DATA ROWS ->
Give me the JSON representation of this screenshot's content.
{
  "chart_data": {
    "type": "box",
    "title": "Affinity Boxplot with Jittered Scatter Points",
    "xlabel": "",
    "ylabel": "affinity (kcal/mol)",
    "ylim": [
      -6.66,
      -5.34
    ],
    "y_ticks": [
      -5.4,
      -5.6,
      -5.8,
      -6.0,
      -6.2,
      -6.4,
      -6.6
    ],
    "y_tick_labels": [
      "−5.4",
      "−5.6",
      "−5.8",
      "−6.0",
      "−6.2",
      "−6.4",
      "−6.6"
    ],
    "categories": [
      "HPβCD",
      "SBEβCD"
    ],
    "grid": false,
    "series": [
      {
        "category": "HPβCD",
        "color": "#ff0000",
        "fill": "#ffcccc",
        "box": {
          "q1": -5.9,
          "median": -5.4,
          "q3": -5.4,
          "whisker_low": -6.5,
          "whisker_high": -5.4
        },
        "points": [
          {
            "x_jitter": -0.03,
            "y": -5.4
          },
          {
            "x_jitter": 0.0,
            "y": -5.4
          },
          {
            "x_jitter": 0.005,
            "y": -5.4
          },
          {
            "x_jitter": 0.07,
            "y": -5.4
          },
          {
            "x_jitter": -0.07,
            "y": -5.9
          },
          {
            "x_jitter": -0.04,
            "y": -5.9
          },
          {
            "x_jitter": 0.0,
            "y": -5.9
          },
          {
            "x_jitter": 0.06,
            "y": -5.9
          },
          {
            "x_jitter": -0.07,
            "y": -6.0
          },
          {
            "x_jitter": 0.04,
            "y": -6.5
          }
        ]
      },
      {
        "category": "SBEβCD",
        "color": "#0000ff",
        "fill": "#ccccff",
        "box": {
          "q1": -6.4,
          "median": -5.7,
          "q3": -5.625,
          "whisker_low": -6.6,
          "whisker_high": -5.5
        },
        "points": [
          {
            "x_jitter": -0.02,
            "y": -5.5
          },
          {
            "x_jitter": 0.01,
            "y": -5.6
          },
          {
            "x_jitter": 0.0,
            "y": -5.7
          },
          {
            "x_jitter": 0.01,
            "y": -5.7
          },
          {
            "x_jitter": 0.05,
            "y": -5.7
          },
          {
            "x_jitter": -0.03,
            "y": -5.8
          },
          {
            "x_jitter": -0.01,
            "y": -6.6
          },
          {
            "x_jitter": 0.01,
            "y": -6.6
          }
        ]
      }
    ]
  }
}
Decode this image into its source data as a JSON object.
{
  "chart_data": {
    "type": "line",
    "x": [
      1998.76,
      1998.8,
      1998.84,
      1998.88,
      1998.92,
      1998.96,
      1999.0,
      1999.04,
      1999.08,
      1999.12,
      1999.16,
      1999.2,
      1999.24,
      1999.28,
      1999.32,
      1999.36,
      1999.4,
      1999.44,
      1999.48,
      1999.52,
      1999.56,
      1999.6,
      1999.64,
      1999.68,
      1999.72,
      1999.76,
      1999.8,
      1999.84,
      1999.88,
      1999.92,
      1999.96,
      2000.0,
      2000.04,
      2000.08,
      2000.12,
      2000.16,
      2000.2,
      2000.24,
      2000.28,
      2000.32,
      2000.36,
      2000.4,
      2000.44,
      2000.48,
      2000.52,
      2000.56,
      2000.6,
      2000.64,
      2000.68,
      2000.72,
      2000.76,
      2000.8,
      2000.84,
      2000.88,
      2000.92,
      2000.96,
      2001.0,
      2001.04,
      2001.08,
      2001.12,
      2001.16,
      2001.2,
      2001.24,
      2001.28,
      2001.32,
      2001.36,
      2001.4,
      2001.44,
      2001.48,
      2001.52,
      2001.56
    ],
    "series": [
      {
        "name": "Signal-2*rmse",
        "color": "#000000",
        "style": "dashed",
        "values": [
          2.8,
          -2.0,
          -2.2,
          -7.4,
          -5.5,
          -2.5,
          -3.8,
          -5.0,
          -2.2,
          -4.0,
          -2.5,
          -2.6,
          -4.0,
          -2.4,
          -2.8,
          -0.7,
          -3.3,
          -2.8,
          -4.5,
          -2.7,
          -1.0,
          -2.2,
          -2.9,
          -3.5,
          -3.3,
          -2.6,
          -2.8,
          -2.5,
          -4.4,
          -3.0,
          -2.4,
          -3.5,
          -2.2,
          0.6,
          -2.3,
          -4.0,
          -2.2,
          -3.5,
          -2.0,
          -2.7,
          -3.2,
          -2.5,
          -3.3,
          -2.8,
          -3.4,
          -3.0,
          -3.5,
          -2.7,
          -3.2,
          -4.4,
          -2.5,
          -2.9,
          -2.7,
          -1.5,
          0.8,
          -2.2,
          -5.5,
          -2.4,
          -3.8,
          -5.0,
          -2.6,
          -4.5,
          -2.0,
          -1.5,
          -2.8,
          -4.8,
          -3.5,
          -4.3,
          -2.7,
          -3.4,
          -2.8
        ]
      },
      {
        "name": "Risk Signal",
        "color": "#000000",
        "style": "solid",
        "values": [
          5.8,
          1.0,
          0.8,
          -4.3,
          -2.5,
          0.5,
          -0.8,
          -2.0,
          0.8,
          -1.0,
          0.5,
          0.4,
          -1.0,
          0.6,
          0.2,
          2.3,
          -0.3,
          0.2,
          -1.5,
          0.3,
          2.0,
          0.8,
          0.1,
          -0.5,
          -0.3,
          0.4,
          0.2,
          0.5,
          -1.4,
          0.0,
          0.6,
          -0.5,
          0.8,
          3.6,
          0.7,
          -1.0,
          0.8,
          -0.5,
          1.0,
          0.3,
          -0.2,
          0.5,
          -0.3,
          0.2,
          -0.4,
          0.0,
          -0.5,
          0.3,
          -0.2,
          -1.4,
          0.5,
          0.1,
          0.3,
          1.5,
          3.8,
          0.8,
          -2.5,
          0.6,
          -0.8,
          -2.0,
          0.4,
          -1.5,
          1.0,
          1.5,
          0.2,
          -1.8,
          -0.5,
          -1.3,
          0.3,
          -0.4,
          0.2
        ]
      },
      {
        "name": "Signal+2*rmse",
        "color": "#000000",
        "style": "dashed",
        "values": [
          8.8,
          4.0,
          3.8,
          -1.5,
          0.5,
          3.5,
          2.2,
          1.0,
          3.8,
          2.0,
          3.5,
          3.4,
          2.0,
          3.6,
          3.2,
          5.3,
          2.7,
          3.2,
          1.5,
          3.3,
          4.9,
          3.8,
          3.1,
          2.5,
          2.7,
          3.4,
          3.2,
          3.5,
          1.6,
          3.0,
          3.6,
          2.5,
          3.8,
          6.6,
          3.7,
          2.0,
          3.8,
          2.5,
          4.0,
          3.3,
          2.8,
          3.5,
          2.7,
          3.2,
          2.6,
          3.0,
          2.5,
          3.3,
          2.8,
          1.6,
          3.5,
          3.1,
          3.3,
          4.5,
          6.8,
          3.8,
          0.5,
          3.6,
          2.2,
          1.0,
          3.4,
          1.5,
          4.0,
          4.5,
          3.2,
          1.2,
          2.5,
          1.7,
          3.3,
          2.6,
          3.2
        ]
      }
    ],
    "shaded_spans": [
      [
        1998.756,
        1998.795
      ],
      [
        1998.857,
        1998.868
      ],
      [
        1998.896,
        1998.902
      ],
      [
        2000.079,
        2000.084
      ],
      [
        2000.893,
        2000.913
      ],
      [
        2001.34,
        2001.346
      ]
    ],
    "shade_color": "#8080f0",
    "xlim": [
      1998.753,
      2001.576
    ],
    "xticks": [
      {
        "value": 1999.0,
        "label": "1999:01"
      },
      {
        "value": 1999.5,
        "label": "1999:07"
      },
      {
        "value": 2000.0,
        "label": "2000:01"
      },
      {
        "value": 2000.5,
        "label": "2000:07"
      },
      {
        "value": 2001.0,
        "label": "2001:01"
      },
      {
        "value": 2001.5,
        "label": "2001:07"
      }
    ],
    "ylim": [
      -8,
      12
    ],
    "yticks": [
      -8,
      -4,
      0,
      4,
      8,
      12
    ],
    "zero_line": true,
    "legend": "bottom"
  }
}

AIM -> All lines above containing the string "rmse" are to be collected.

RESPONSE ->
        "name": "Signal-2*rmse",
        "name": "Signal+2*rmse",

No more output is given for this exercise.